→ **To do**
Copy the material word for word, from its very first line through the line containing "- question-10-stem-line2: 人类航天器月背登陆第一步！下列有关说法正确的是（", with both of those lines included.

— Start of Exercise material —

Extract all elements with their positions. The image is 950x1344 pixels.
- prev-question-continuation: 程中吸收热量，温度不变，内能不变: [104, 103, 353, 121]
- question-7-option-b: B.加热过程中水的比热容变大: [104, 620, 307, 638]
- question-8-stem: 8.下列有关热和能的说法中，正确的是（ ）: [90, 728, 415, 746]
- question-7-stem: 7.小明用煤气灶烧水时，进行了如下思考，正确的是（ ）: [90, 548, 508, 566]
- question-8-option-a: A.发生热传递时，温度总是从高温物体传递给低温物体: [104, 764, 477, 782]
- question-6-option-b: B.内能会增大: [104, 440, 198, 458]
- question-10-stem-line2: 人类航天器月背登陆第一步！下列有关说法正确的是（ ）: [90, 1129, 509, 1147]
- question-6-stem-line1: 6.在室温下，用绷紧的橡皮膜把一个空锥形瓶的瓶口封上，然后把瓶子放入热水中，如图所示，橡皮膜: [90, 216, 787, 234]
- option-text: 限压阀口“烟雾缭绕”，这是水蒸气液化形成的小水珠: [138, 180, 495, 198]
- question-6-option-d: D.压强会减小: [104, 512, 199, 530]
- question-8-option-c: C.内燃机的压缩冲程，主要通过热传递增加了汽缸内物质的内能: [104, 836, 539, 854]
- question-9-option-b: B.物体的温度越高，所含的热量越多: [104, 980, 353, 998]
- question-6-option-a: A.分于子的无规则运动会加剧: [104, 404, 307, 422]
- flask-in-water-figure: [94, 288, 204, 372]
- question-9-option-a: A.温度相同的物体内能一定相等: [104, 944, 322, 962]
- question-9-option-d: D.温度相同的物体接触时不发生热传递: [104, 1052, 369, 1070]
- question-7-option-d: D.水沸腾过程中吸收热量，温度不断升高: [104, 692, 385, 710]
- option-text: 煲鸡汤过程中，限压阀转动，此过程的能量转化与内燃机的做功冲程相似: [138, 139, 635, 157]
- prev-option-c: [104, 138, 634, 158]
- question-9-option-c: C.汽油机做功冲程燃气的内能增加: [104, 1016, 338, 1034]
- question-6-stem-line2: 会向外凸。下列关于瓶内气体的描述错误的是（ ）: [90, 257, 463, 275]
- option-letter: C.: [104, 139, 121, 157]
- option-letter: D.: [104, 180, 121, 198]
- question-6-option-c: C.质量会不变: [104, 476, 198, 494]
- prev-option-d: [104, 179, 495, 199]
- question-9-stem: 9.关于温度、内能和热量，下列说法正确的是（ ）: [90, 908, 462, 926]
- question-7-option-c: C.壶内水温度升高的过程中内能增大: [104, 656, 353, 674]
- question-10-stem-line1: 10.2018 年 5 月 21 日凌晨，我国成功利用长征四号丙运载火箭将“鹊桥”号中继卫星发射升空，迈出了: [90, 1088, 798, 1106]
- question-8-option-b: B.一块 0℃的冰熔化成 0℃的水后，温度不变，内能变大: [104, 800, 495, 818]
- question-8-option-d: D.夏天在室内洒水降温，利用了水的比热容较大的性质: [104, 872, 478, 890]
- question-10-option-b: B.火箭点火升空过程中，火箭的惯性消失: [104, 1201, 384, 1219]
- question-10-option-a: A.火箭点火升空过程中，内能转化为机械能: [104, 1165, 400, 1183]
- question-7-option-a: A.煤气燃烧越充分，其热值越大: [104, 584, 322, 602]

— End of Exercise material —

→ **Response**
Extract all elements with their positions. The image is 950x1344 pixels.
- prev-question-continuation: 程中吸收热量，温度不变，内能不变: [104, 103, 353, 121]
- question-7-option-b: B.加热过程中水的比热容变大: [104, 620, 307, 638]
- question-8-stem: 8.下列有关热和能的说法中，正确的是（ ）: [90, 728, 415, 746]
- question-7-stem: 7.小明用煤气灶烧水时，进行了如下思考，正确的是（ ）: [90, 548, 508, 566]
- question-8-option-a: A.发生热传递时，温度总是从高温物体传递给低温物体: [104, 764, 477, 782]
- question-6-option-b: B.内能会增大: [104, 440, 198, 458]
- question-10-stem-line2: 人类航天器月背登陆第一步！下列有关说法正确的是（ ）: [90, 1129, 509, 1147]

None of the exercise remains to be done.